══ Records supplied ══

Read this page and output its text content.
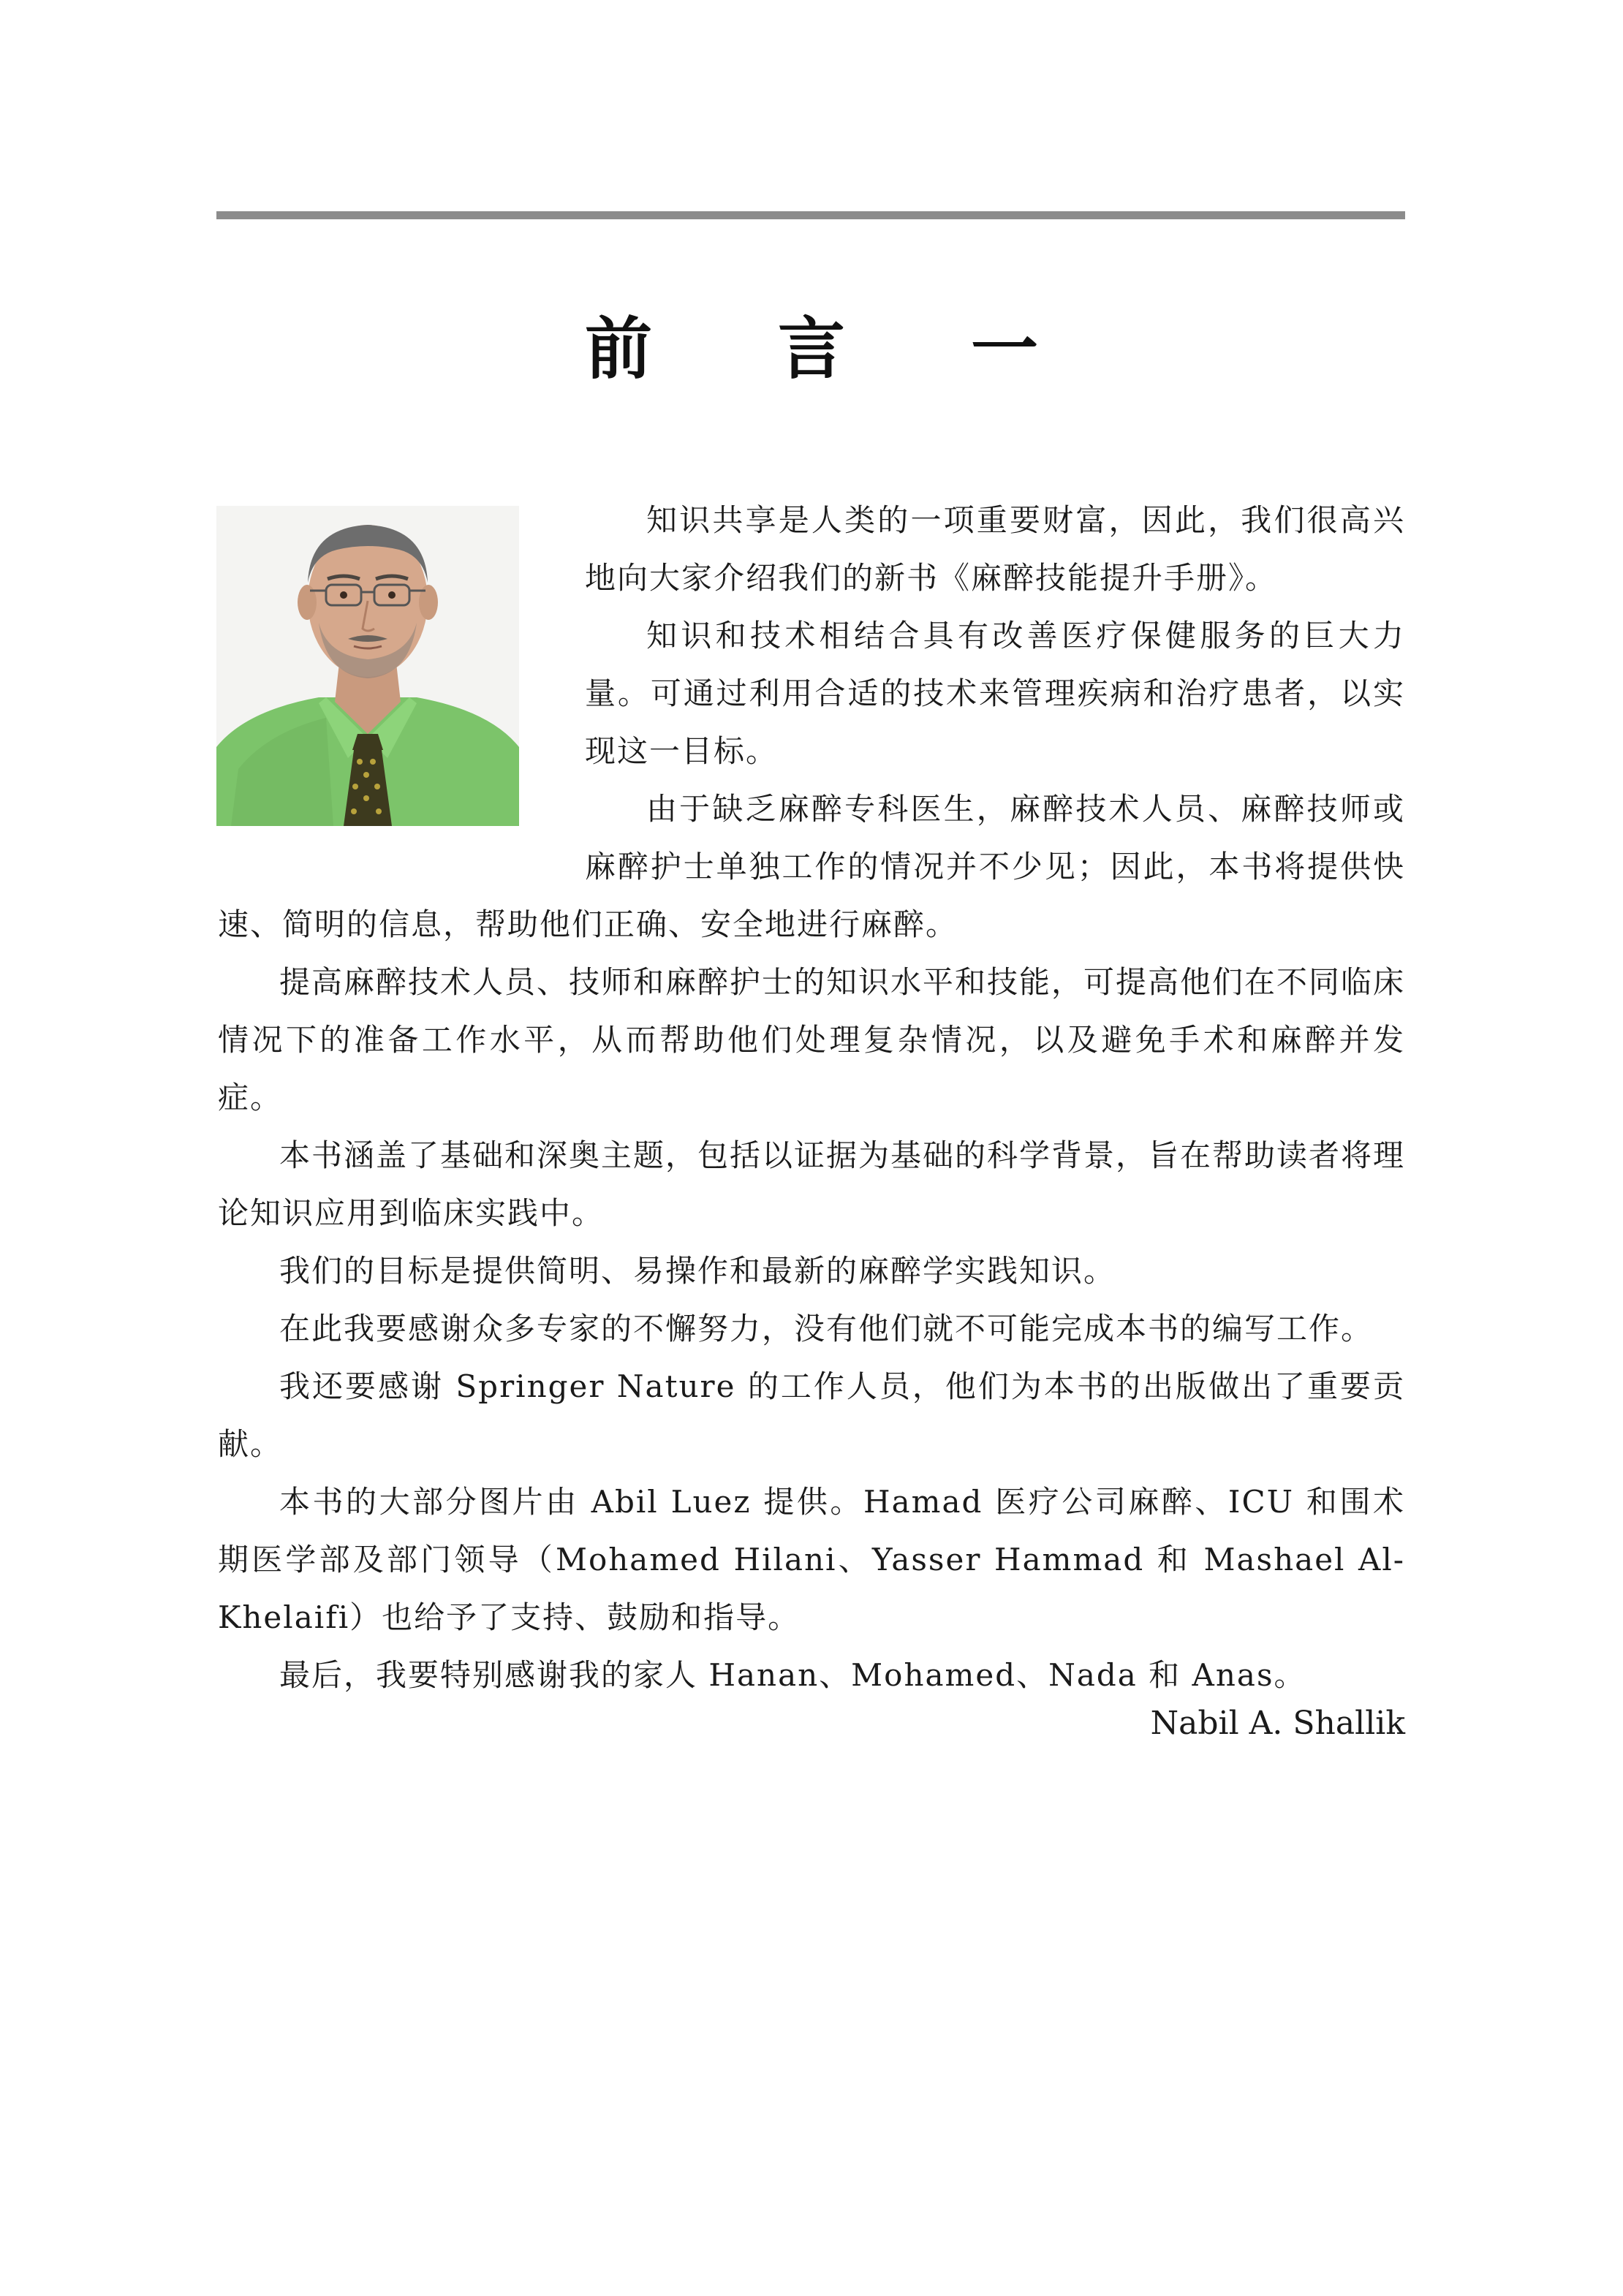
前 言 一

知识共享是人类的一项重要财富，因此，我们很高兴地向大家介绍我们的新书《麻醉技能提升手册》。

知识和技术相结合具有改善医疗保健服务的巨大力量。可通过利用合适的技术来管理疾病和治疗患者，以实现这一目标。

由于缺乏麻醉专科医生，麻醉技术人员、麻醉技师或麻醉护士单独工作的情况并不少见；因此，本书将提供快速、简明的信息，帮助他们正确、安全地进行麻醉。

提高麻醉技术人员、技师和麻醉护士的知识水平和技能，可提高他们在不同临床情况下的准备工作水平，从而帮助他们处理复杂情况，以及避免手术和麻醉并发症。

本书涵盖了基础和深奥主题，包括以证据为基础的科学背景，旨在帮助读者将理论知识应用到临床实践中。

我们的目标是提供简明、易操作和最新的麻醉学实践知识。

在此我要感谢众多专家的不懈努力，没有他们就不可能完成本书的编写工作。

我还要感谢 Springer Nature 的工作人员，他们为本书的出版做出了重要贡献。

本书的大部分图片由 Abil Luez 提供。Hamad 医疗公司麻醉、ICU 和围术期医学部及部门领导（Mohamed Hilani、Yasser Hammad 和 Mashael Al-Khelaifi）也给予了支持、鼓励和指导。

最后，我要特别感谢我的家人 Hanan、Mohamed、Nada 和 Anas。

Nabil A. Shallik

═══

- Goal of the exercise:
Except for the pictures, reproduce every line exactly.

- Result for this task:
Read this page and output its text content.
前 言 一

知识共享是人类的一项重要财富，因此，我们很高兴地向大家介绍我们的新书《麻醉技能提升手册》。

知识和技术相结合具有改善医疗保健服务的巨大力量。可通过利用合适的技术来管理疾病和治疗患者，以实现这一目标。

由于缺乏麻醉专科医生，麻醉技术人员、麻醉技师或麻醉护士单独工作的情况并不少见；因此，本书将提供快速、简明的信息，帮助他们正确、安全地进行麻醉。

提高麻醉技术人员、技师和麻醉护士的知识水平和技能，可提高他们在不同临床情况下的准备工作水平，从而帮助他们处理复杂情况，以及避免手术和麻醉并发症。

本书涵盖了基础和深奥主题，包括以证据为基础的科学背景，旨在帮助读者将理论知识应用到临床实践中。

我们的目标是提供简明、易操作和最新的麻醉学实践知识。

在此我要感谢众多专家的不懈努力，没有他们就不可能完成本书的编写工作。

我还要感谢 Springer Nature 的工作人员，他们为本书的出版做出了重要贡献。

本书的大部分图片由 Abil Luez 提供。Hamad 医疗公司麻醉、ICU 和围术期医学部及部门领导（Mohamed Hilani、Yasser Hammad 和 Mashael Al-Khelaifi）也给予了支持、鼓励和指导。

最后，我要特别感谢我的家人 Hanan、Mohamed、Nada 和 Anas。

Nabil A. Shallik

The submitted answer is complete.